[Labeled region entries]
Begin

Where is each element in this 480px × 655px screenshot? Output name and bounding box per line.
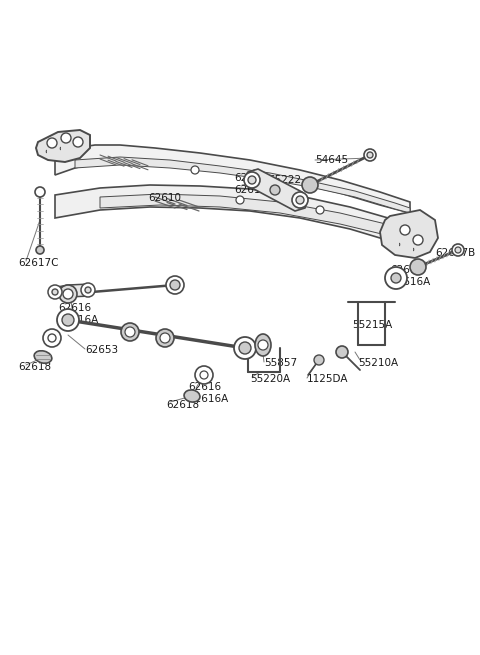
Circle shape [248, 176, 256, 184]
Text: 62610: 62610 [148, 193, 181, 203]
Circle shape [170, 280, 180, 290]
Text: 55210A: 55210A [358, 358, 398, 368]
Circle shape [166, 276, 184, 294]
Circle shape [410, 259, 426, 275]
Circle shape [400, 225, 410, 235]
Circle shape [239, 342, 251, 354]
Circle shape [413, 235, 423, 245]
Text: 62618: 62618 [18, 362, 51, 372]
Circle shape [270, 185, 280, 195]
Circle shape [316, 206, 324, 214]
Text: 62616
62616A: 62616 62616A [234, 173, 274, 195]
Circle shape [48, 334, 56, 342]
Circle shape [200, 371, 208, 379]
Circle shape [52, 289, 58, 295]
Ellipse shape [184, 390, 200, 402]
Circle shape [160, 333, 170, 343]
Circle shape [292, 192, 308, 208]
Polygon shape [36, 130, 90, 162]
Polygon shape [380, 210, 438, 258]
Circle shape [336, 346, 348, 358]
Circle shape [314, 355, 324, 365]
Text: 62616
62616A: 62616 62616A [390, 265, 430, 287]
Circle shape [36, 246, 44, 254]
Circle shape [455, 247, 461, 253]
Circle shape [385, 267, 407, 289]
Text: 62618: 62618 [166, 400, 199, 410]
Circle shape [61, 133, 71, 143]
Circle shape [85, 287, 91, 293]
Text: 62616
62616A: 62616 62616A [188, 382, 228, 403]
Circle shape [62, 314, 74, 326]
Text: 62616
62616A: 62616 62616A [58, 303, 98, 325]
Circle shape [234, 337, 256, 359]
Circle shape [236, 196, 244, 204]
Circle shape [48, 285, 62, 299]
Circle shape [391, 273, 401, 283]
Text: 55222: 55222 [268, 175, 301, 185]
Circle shape [191, 166, 199, 174]
Ellipse shape [34, 351, 52, 364]
Text: 62617C: 62617C [18, 258, 59, 268]
Polygon shape [100, 194, 390, 236]
Circle shape [43, 329, 61, 347]
Circle shape [364, 149, 376, 161]
Circle shape [47, 138, 57, 148]
Circle shape [296, 196, 304, 204]
Text: 55857: 55857 [264, 358, 297, 368]
Circle shape [73, 137, 83, 147]
Circle shape [195, 366, 213, 384]
Polygon shape [55, 145, 410, 213]
Circle shape [452, 244, 464, 256]
Circle shape [35, 187, 45, 197]
Circle shape [63, 289, 73, 299]
Circle shape [81, 283, 95, 297]
Text: 55220A: 55220A [250, 374, 290, 384]
Polygon shape [75, 157, 410, 213]
Circle shape [156, 329, 174, 347]
Circle shape [125, 327, 135, 337]
Text: 62617B: 62617B [435, 248, 475, 258]
Circle shape [251, 170, 259, 178]
Ellipse shape [255, 334, 271, 356]
Text: 62653: 62653 [85, 345, 118, 355]
Circle shape [367, 152, 373, 158]
Text: 54645: 54645 [315, 155, 348, 165]
Polygon shape [55, 185, 425, 251]
Circle shape [244, 172, 260, 188]
Circle shape [258, 340, 268, 350]
Text: 1125DA: 1125DA [307, 374, 348, 384]
Circle shape [121, 323, 139, 341]
Polygon shape [50, 284, 92, 297]
Circle shape [302, 177, 318, 193]
Text: 55215A: 55215A [352, 320, 392, 330]
Circle shape [59, 285, 77, 303]
Polygon shape [245, 169, 308, 211]
Circle shape [57, 309, 79, 331]
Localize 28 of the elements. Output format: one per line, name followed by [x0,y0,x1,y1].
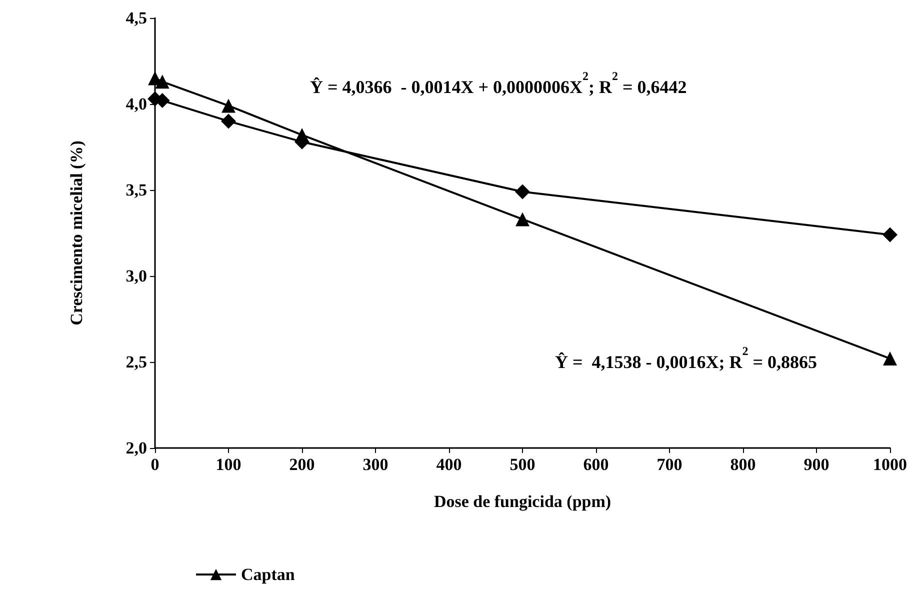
x-tick-label: 400 [436,455,462,474]
x-tick-label: 0 [150,455,160,474]
y-tick-label: 3,5 [126,180,147,200]
y-tick-label: 4,0 [126,94,147,114]
y-tick-label: 4,5 [126,8,147,28]
point [221,114,236,129]
legend-label: Captan [241,565,296,584]
point [295,128,309,142]
x-tick-label: 600 [583,455,609,474]
point [515,184,530,200]
x-axis-title: Dose de fungicida (ppm) [434,492,612,511]
y-tick-label: 2,0 [126,438,147,458]
point [222,98,236,113]
point [516,212,530,226]
y-axis-title: Crescimento micelial (%) [67,140,86,326]
x-tick-label: 200 [289,455,315,474]
x-tick-label: 900 [804,455,830,474]
point [882,227,898,242]
x-tick-label: 800 [730,455,756,474]
x-tick-label: 500 [510,455,536,474]
point [883,352,897,366]
y-tick-label: 3,0 [126,266,147,286]
x-tick-label: 300 [362,455,388,474]
x-tick-label: 700 [656,455,682,474]
x-tick-label: 1000 [873,455,907,474]
y-tick-label: 2,5 [126,352,147,372]
point [155,74,170,89]
x-tick-label: 100 [216,455,242,474]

End

Gather every line in the rows above that contains the word "Polygon".

### Complete output
Polygon shape [36, 130, 90, 162]
Polygon shape [380, 210, 438, 258]
Polygon shape [100, 194, 390, 236]
Polygon shape [55, 145, 410, 213]
Polygon shape [75, 157, 410, 213]
Polygon shape [55, 185, 425, 251]
Polygon shape [50, 284, 92, 297]
Polygon shape [245, 169, 308, 211]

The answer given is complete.